Objective: Word for word, restate every line of the listing that follows.

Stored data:

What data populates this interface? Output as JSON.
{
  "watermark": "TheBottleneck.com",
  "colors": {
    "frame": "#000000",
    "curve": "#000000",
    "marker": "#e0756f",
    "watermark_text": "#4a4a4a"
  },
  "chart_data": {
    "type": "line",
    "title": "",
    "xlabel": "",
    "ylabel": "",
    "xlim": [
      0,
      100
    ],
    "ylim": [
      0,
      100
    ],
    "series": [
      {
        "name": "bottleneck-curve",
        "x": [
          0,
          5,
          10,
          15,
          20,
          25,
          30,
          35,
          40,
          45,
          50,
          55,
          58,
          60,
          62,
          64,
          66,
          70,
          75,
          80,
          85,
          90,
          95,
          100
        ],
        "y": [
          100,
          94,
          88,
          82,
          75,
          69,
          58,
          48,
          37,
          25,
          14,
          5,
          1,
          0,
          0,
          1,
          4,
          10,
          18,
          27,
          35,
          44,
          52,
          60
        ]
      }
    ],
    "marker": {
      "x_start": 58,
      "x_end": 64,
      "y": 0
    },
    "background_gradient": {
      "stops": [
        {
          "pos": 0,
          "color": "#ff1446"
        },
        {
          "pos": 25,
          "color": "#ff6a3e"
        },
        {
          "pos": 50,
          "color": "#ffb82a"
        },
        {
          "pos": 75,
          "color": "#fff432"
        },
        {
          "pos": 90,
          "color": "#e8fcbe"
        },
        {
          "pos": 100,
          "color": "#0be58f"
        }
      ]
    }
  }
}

Answer below:
What data populates this interface? Output as JSON.
{
  "watermark": "TheBottleneck.com",
  "colors": {
    "frame": "#000000",
    "curve": "#000000",
    "marker": "#e0756f",
    "watermark_text": "#4a4a4a"
  },
  "chart_data": {
    "type": "line",
    "title": "",
    "xlabel": "",
    "ylabel": "",
    "xlim": [
      0,
      100
    ],
    "ylim": [
      0,
      100
    ],
    "series": [
      {
        "name": "bottleneck-curve",
        "x": [
          0,
          5,
          10,
          15,
          20,
          25,
          30,
          35,
          40,
          45,
          50,
          55,
          58,
          60,
          62,
          64,
          66,
          70,
          75,
          80,
          85,
          90,
          95,
          100
        ],
        "y": [
          100,
          94,
          88,
          82,
          75,
          69,
          58,
          48,
          37,
          25,
          14,
          5,
          1,
          0,
          0,
          1,
          4,
          10,
          18,
          27,
          35,
          44,
          52,
          60
        ]
      }
    ],
    "marker": {
      "x_start": 58,
      "x_end": 64,
      "y": 0
    },
    "background_gradient": {
      "stops": [
        {
          "pos": 0,
          "color": "#ff1446"
        },
        {
          "pos": 25,
          "color": "#ff6a3e"
        },
        {
          "pos": 50,
          "color": "#ffb82a"
        },
        {
          "pos": 75,
          "color": "#fff432"
        },
        {
          "pos": 90,
          "color": "#e8fcbe"
        },
        {
          "pos": 100,
          "color": "#0be58f"
        }
      ]
    }
  }
}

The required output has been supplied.